:: 阅读材料 ::
1、使用loc[]实现
1)要选择列值等于some_value
df.loc[df['column_name'] == some_value]2)要选择列包含在可迭代的some_values
df.loc[df['column_name'].isin(some_values)]3)多个条件可以使用&
df.loc[(df['column_name'] >= A) & (df['column_name'] <= B)]4)要选择列值不等于some_value
df.loc[df['column_name'] != some_value]5)isin返回布尔值是在其中的条件,不在其中可以使用~
df.loc[~df['column_name'].isin(some_values)]例如,
import pandas as pd
import numpy as np
df = pd.DataFrame({'A': 'foo bar foo bar foo bar foo foo'.split(),
'B': 'one one two three two two one three'.split(),
'C': np.arange(8), 'D': np.arange(8) * 2})
print(df)
# A B C D
# 0 foo one 0 0
# 1 bar one 1 2
# 2 foo two 2 4
# 3 bar three 3 6
# 4 foo two 4 8
# 5 bar two 5 10
# 6 foo one 6 12
# 7 foo three 7 14
print(df.loc[df['A'] == 'foo'])
# 输出:
# A B C D
# 0 foo one 0 0
# 2 foo two 2 4
# 4 foo two 4 8
# 6 foo one 6 12
# 7 foo three 7 14
print(df.loc[df['B'].isin(['one','three'])])
# 输出:
# A B C D
# 0 foo one 0 0
# 1 bar one 1 2
# 3 bar three 3 6
# 6 foo one 6 12
# 7 foo three 7 14
df = df.set_index(['B'])
print(df.loc['one'])
# 输出:
# A C D
# B
# one foo 0 0
# one bar 1 2
# one foo 6 12
df.loc[df.index.isin(['one','two'])]
# 输出:
# A C D
# B
# one foo 0 0
# one bar 1 2
# two foo 2 4
# two foo 4 8
# two bar 5 10
# one foo 6 12
2、使用query()
pandas >= 0.25.0 可以使用该query()方法来过滤带有pandas 方法的DataFrame。通常,列名中的空格会产生错误,但现在我们可以使用反勾号(')来解决这个问题。
例如,
import pandas as pd
import numpy as np
df = pd.DataFrame({'Sender email':['ex@example.com', "reply@cjavapy.com", "buy@cjavapy.com"]})
# Sender email
# 0 ex@example.com
# 1 reply@cjavapy.com
# 2 buy@cjavapy.com
df.query('`Sender email`.str.endswith("@cjavapy.com")')
# Sender email
# 1 reply@cjavapy.com
# 2 buy@cjavapy.com
domain = 'cjavapy.com'
df.query('`Sender email`.str.endswith(@domain)')
# Sender email
# 1 reply@cjavapy.com
# 2 buy@cjavapy.com
:::
:: 所给条目 ::
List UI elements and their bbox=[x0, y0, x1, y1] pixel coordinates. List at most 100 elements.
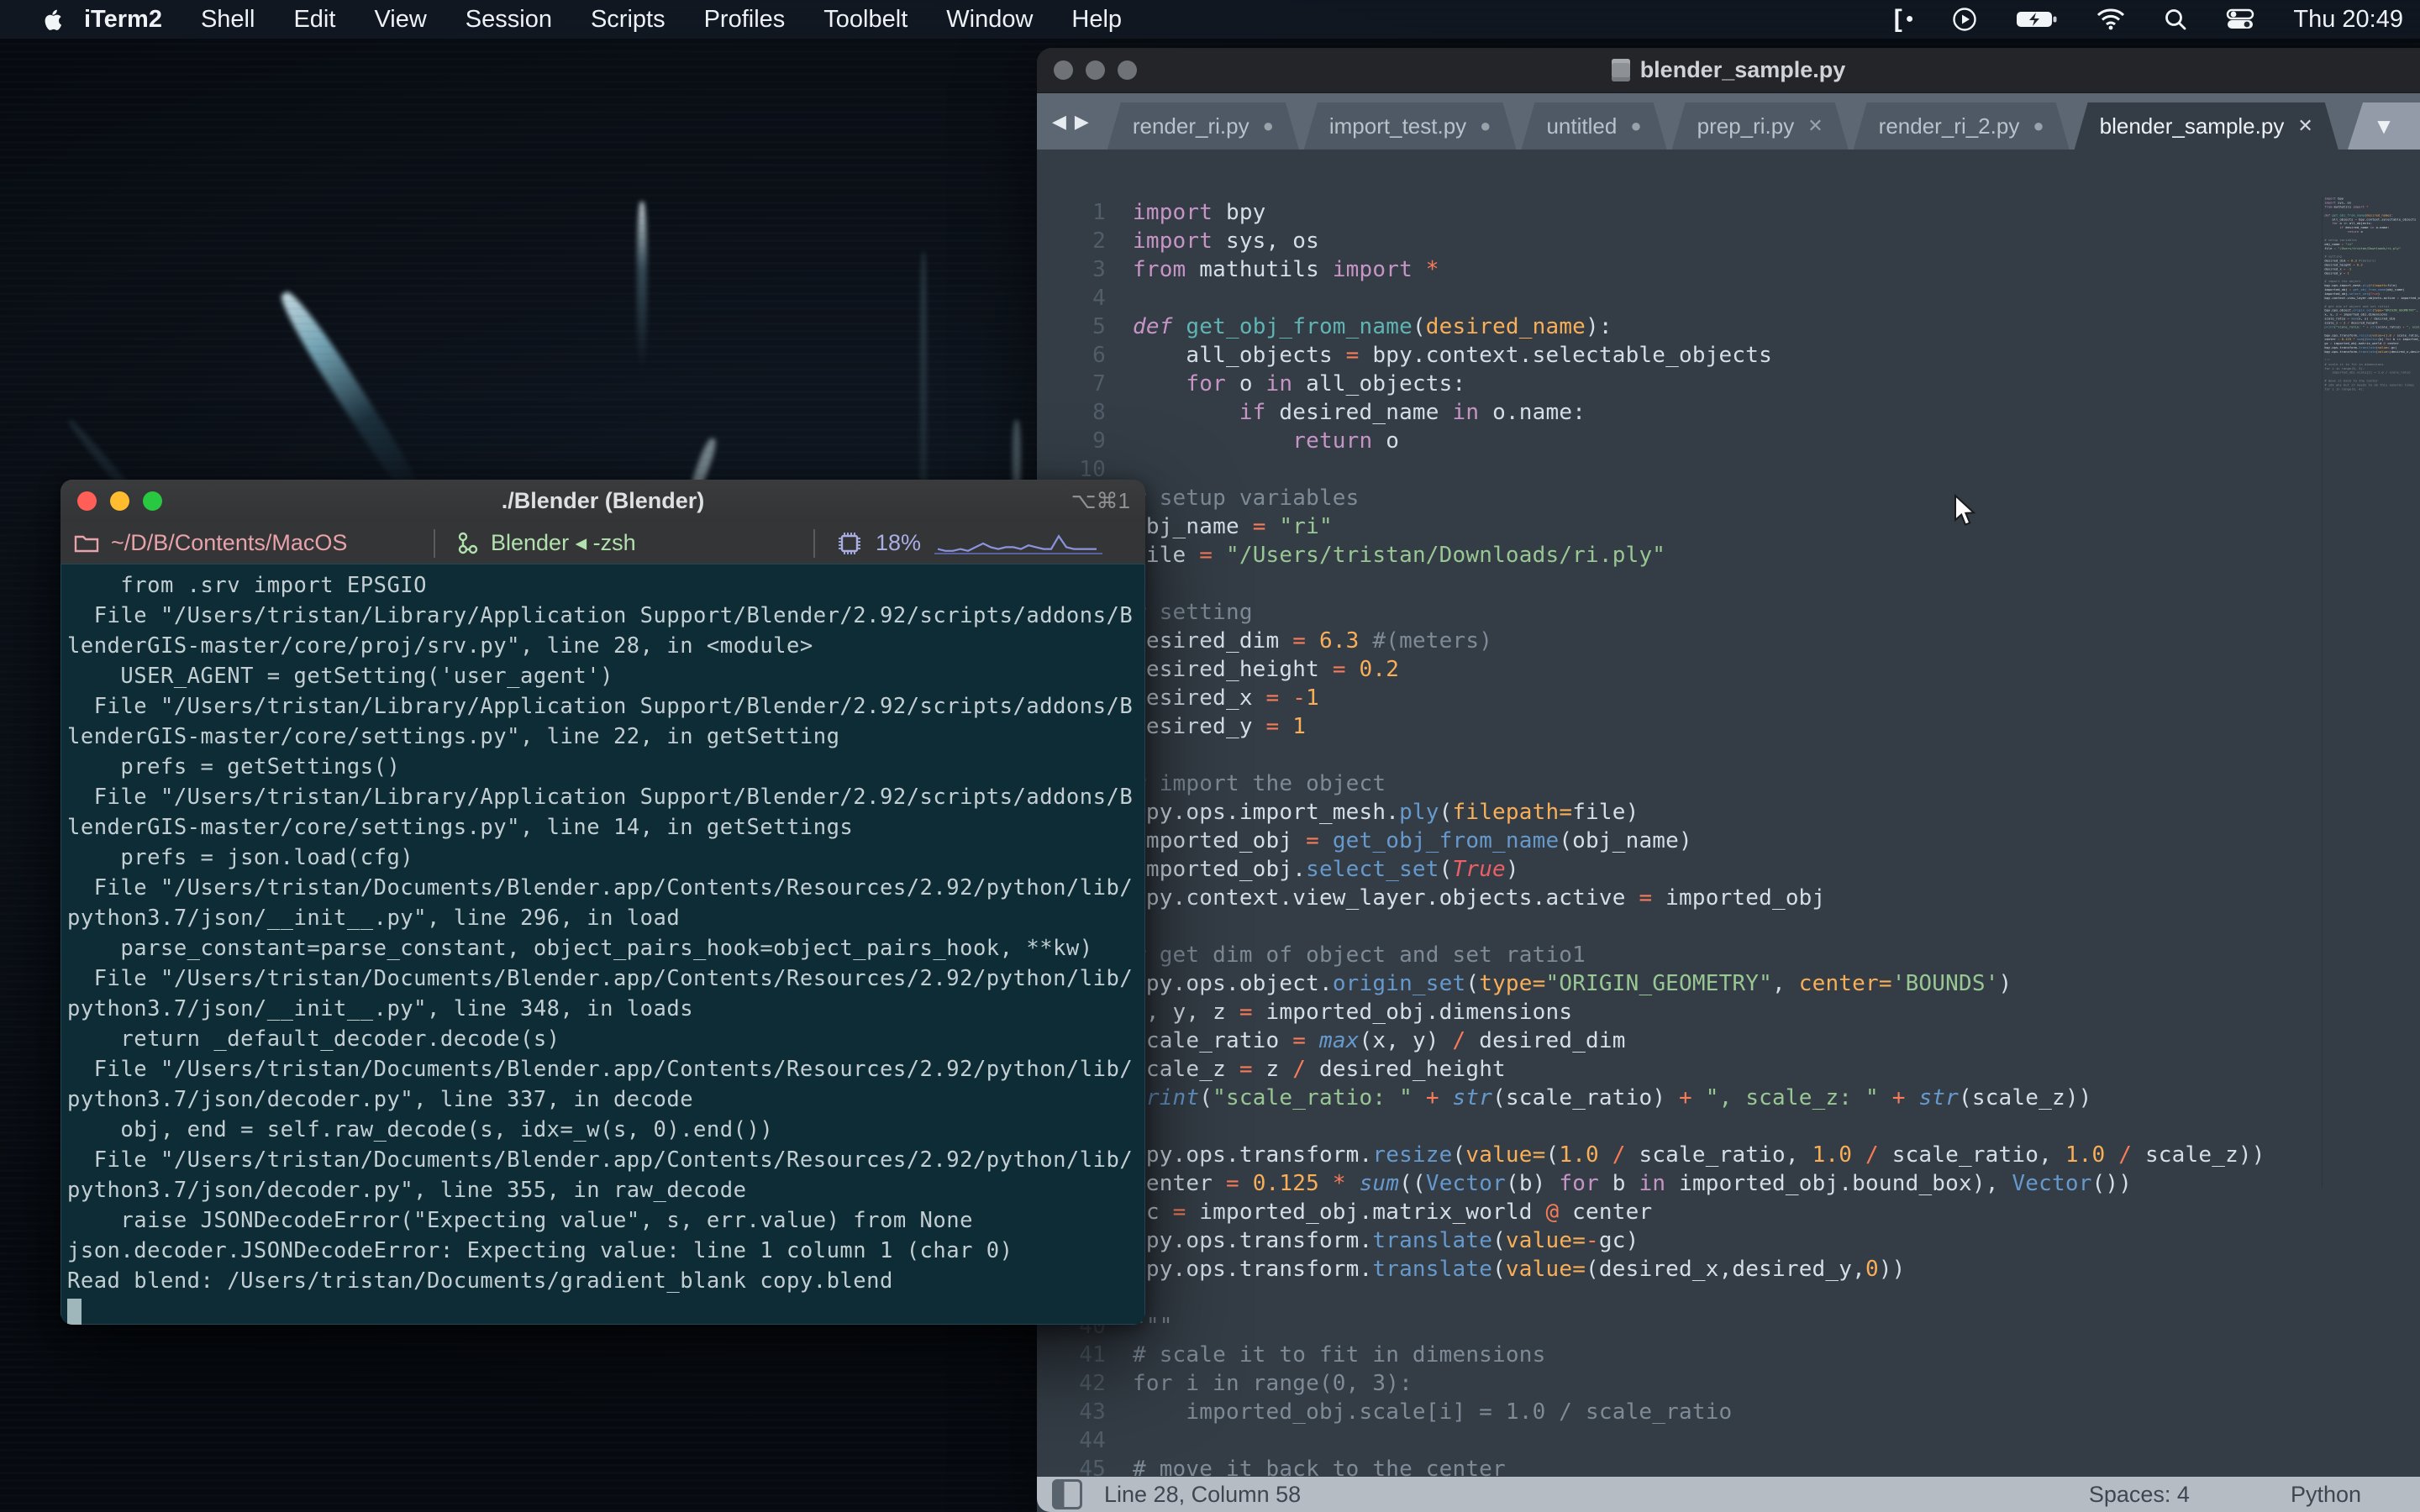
apple-logo-icon bbox=[42, 8, 62, 31]
tab-scroll-left-icon[interactable]: ◀ bbox=[1052, 111, 1066, 133]
code-line[interactable]: 20 bbox=[1037, 741, 2420, 769]
code-line[interactable]: bpy.ops.transform.translate(value=(desir… bbox=[2323, 349, 2420, 354]
terminal-line: python3.7/json/__init__.py", line 348, i… bbox=[67, 994, 1145, 1024]
code-line[interactable]: 30scale_ratio = max(x, y) / desired_dim bbox=[1037, 1026, 2420, 1055]
terminal-line: obj, end = self.raw_decode(s, idx=_w(s, … bbox=[67, 1115, 1145, 1145]
code-line[interactable]: 12obj_name = "ri" bbox=[1037, 512, 2420, 541]
code-line[interactable]: 40""" bbox=[1037, 1312, 2420, 1341]
code-line[interactable]: 10 bbox=[1037, 455, 2420, 484]
code-line[interactable]: 24imported_obj.select_set(True) bbox=[1037, 855, 2420, 884]
code-line[interactable]: 26 bbox=[1037, 912, 2420, 941]
play-circle-icon[interactable] bbox=[1952, 0, 1977, 39]
code-line[interactable]: 6 all_objects = bpy.context.selectable_o… bbox=[1037, 341, 2420, 370]
menu-item-iterm2[interactable]: iTerm2 bbox=[84, 6, 162, 34]
code-line[interactable]: imported_obj.scale[i] = 1.0 / scale_rati… bbox=[2323, 370, 2420, 375]
code-line[interactable]: for i in range(0, 4): bbox=[2323, 387, 2420, 391]
code-line[interactable]: 41# scale it to fit in dimensions bbox=[1037, 1341, 2420, 1369]
code-line[interactable]: 32print("scale_ratio: " + str(scale_rati… bbox=[1037, 1084, 2420, 1112]
code-line[interactable]: 14 bbox=[1037, 570, 2420, 598]
tab-prep_ri.py[interactable]: prep_ri.py✕ bbox=[1672, 102, 1849, 150]
tab-overflow-button[interactable]: ▼ bbox=[2348, 102, 2420, 150]
code-line[interactable]: 1import bpy bbox=[1037, 198, 2420, 227]
tab-close-icon[interactable]: ✕ bbox=[2297, 115, 2312, 137]
battery-charging-icon[interactable] bbox=[2016, 0, 2058, 39]
cpu-component[interactable]: 18% bbox=[815, 530, 1102, 556]
tab-strip: render_ri.py●import_test.py●untitled●pre… bbox=[1107, 102, 2338, 150]
job-component[interactable]: Blender ◂ -zsh bbox=[435, 530, 813, 556]
menu-item-help[interactable]: Help bbox=[1071, 6, 1122, 34]
tab-render_ri_2.py[interactable]: render_ri_2.py● bbox=[1854, 102, 2070, 150]
code-line[interactable]: 5def get_obj_from_name(desired_name): bbox=[1037, 312, 2420, 341]
cwd-component[interactable]: ~/D/B/Contents/MacOS bbox=[60, 530, 434, 556]
menu-item-view[interactable]: View bbox=[374, 6, 426, 34]
code-line[interactable]: 27# get dim of object and set ratio1 bbox=[1037, 941, 2420, 969]
menu-item-session[interactable]: Session bbox=[466, 6, 552, 34]
code-editor-area[interactable]: 1import bpy2import sys, os3from mathutil… bbox=[1037, 197, 2420, 1477]
tab-render_ri.py[interactable]: render_ri.py● bbox=[1107, 102, 1299, 150]
code-line[interactable]: 19desired_y = 1 bbox=[1037, 712, 2420, 741]
tab-untitled[interactable]: untitled● bbox=[1521, 102, 1666, 150]
terminal-output-area[interactable]: from .srv import EPSGIO File "/Users/tri… bbox=[60, 564, 1145, 1325]
code-line[interactable]: 17desired_height = 0.2 bbox=[1037, 655, 2420, 684]
wallpaper-brushstroke bbox=[274, 286, 433, 512]
code-line[interactable]: 16desired_dim = 6.3 #(meters) bbox=[1037, 627, 2420, 655]
code-line[interactable]: 23imported_obj = get_obj_from_name(obj_n… bbox=[1037, 827, 2420, 855]
apple-menu[interactable] bbox=[42, 8, 62, 31]
syntax-setting[interactable]: Python bbox=[2291, 1482, 2361, 1508]
code-line[interactable]: 29x, y, z = imported_obj.dimensions bbox=[1037, 998, 2420, 1026]
code-line[interactable]: 35center = 0.125 * sum((Vector(b) for b … bbox=[1037, 1169, 2420, 1198]
code-line[interactable]: 22bpy.ops.import_mesh.ply(filepath=file) bbox=[1037, 798, 2420, 827]
code-line[interactable]: 37bpy.ops.transform.translate(value=-gc) bbox=[1037, 1226, 2420, 1255]
spotlight-search-icon[interactable] bbox=[2164, 0, 2187, 39]
tab-blender_sample.py[interactable]: blender_sample.py ✕ bbox=[2075, 102, 2338, 150]
tab-close-icon[interactable]: ✕ bbox=[1807, 115, 1823, 137]
code-line[interactable]: bpy.context.view_layer.objects.active = … bbox=[2323, 296, 2420, 300]
tab-scroll-right-icon[interactable]: ▶ bbox=[1075, 111, 1089, 133]
menu-item-scripts[interactable]: Scripts bbox=[591, 6, 666, 34]
menu-item-window[interactable]: Window bbox=[946, 6, 1033, 34]
control-center-icon[interactable] bbox=[2226, 0, 2254, 39]
menu-item-toolbelt[interactable]: Toolbelt bbox=[823, 6, 908, 34]
code-line[interactable]: 8 if desired_name in o.name: bbox=[1037, 398, 2420, 427]
code-line[interactable]: 45# move it back to the center bbox=[1037, 1455, 2420, 1477]
code-line[interactable]: print("scale_ratio: " + str(scale_ratio)… bbox=[2323, 325, 2420, 329]
menu-item-edit[interactable]: Edit bbox=[293, 6, 335, 34]
code-line[interactable]: 25bpy.context.view_layer.objects.active … bbox=[1037, 884, 2420, 912]
terminal-window-title: ./Blender (Blender) bbox=[60, 488, 1145, 514]
tab-label: blender_sample.py bbox=[2100, 113, 2285, 139]
menu-item-profiles[interactable]: Profiles bbox=[704, 6, 786, 34]
code-line[interactable]: 2import sys, os bbox=[1037, 227, 2420, 255]
editor-minimap[interactable]: import bpyimport sys, osfrom mathutils i… bbox=[2322, 197, 2420, 1188]
menu-bar-clock[interactable]: Thu 20:49 bbox=[2293, 6, 2403, 34]
code-line[interactable]: 28bpy.ops.object.origin_set(type="ORIGIN… bbox=[1037, 969, 2420, 998]
code-line[interactable]: 43 imported_obj.scale[i] = 1.0 / scale_r… bbox=[1037, 1398, 2420, 1426]
code-line[interactable]: 38bpy.ops.transform.translate(value=(des… bbox=[1037, 1255, 2420, 1284]
editor-title-bar[interactable]: blender_sample.py bbox=[1037, 48, 2420, 93]
sidebar-toggle-icon[interactable] bbox=[1052, 1479, 1082, 1509]
code-line[interactable]: 9 return o bbox=[1037, 427, 2420, 455]
terminal-cursor bbox=[67, 1299, 82, 1325]
code-line[interactable]: 21# import the object bbox=[1037, 769, 2420, 798]
code-line[interactable]: 18desired_x = -1 bbox=[1037, 684, 2420, 712]
code-line[interactable]: 7 for o in all_objects: bbox=[1037, 370, 2420, 398]
wifi-icon[interactable] bbox=[2096, 0, 2125, 39]
screen-capture-icon[interactable]: [● bbox=[1894, 0, 1914, 39]
code-line[interactable]: 13file = "/Users/tristan/Downloads/ri.pl… bbox=[1037, 541, 2420, 570]
code-line[interactable]: 39 bbox=[1037, 1284, 2420, 1312]
code-line[interactable]: 31scale_z = z / desired_height bbox=[1037, 1055, 2420, 1084]
terminal-title-bar[interactable]: ./Blender (Blender) ⌥⌘1 bbox=[60, 480, 1145, 523]
code-line[interactable]: 33 bbox=[1037, 1112, 2420, 1141]
code-line[interactable]: 36gc = imported_obj.matrix_world @ cente… bbox=[1037, 1198, 2420, 1226]
code-line[interactable]: 4 bbox=[1037, 284, 2420, 312]
code-line[interactable]: 11# setup variables bbox=[1037, 484, 2420, 512]
code-line[interactable]: 15# setting bbox=[1037, 598, 2420, 627]
code-line[interactable]: 34bpy.ops.transform.resize(value=(1.0 / … bbox=[1037, 1141, 2420, 1169]
indentation-setting[interactable]: Spaces: 4 bbox=[2089, 1482, 2190, 1508]
code-line[interactable]: 3from mathutils import * bbox=[1037, 255, 2420, 284]
menu-item-shell[interactable]: Shell bbox=[201, 6, 255, 34]
code-line[interactable]: 44 bbox=[1037, 1426, 2420, 1455]
app-menus: iTerm2 Shell Edit View Session Scripts Profile… bbox=[84, 6, 1160, 34]
tab-import_test.py[interactable]: import_test.py● bbox=[1304, 102, 1517, 150]
code-line[interactable]: 42for i in range(0, 3): bbox=[1037, 1369, 2420, 1398]
terminal-line: File "/Users/tristan/Documents/Blender.a… bbox=[67, 963, 1145, 994]
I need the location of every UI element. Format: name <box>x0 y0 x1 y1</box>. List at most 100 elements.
:::
任务 »
- 1) 根据阅读材料，从哪个 pandas 版本起可以使用 query() 方法过滤 DataFrame？
- 2) 请将所给条目中从含有“apple-logo-icon bbox=[42, 8, 62, 31]”的那一行起、至含有“menu-item-iterm2[interactable]: iTerm2 bbox=[84, 6, 162, 34]”的那一行止（首尾两行均包括在内）的各行列为编号列表。

参考答案 »
- 1) pandas 0.25.0 及以上版本。

- 2)
1. apple-logo-icon bbox=[42, 8, 62, 31]
2. tab-scroll-left-icon[interactable]: ◀ bbox=[1052, 111, 1066, 133]
3. code-line[interactable]: 20 bbox=[1037, 741, 2420, 769]
4. code-line[interactable]: bpy.ops.transform.translate(value=(desir… bbox=[2323, 349, 2420, 354]
5. terminal-line: python3.7/json/__init__.py", line 348, i… bbox=[67, 994, 1145, 1024]
6. code-line[interactable]: 30scale_ratio = max(x, y) / desired_dim bbox=[1037, 1026, 2420, 1055]
7. terminal-line: obj, end = self.raw_decode(s, idx=_w(s, … bbox=[67, 1115, 1145, 1145]
8. code-line[interactable]: 12obj_name = "ri" bbox=[1037, 512, 2420, 541]
9. code-line[interactable]: 40""" bbox=[1037, 1312, 2420, 1341]
10. code-line[interactable]: 10 bbox=[1037, 455, 2420, 484]
11. code-line[interactable]: 24imported_obj.select_set(True) bbox=[1037, 855, 2420, 884]
12. code-line[interactable]: 26 bbox=[1037, 912, 2420, 941]
13. play-circle-icon[interactable] bbox=[1952, 0, 1977, 39]
14. code-line[interactable]: 6 all_objects = bpy.context.selectable_o… bbox=[1037, 341, 2420, 370]
15. menu-item-iterm2[interactable]: iTerm2 bbox=[84, 6, 162, 34]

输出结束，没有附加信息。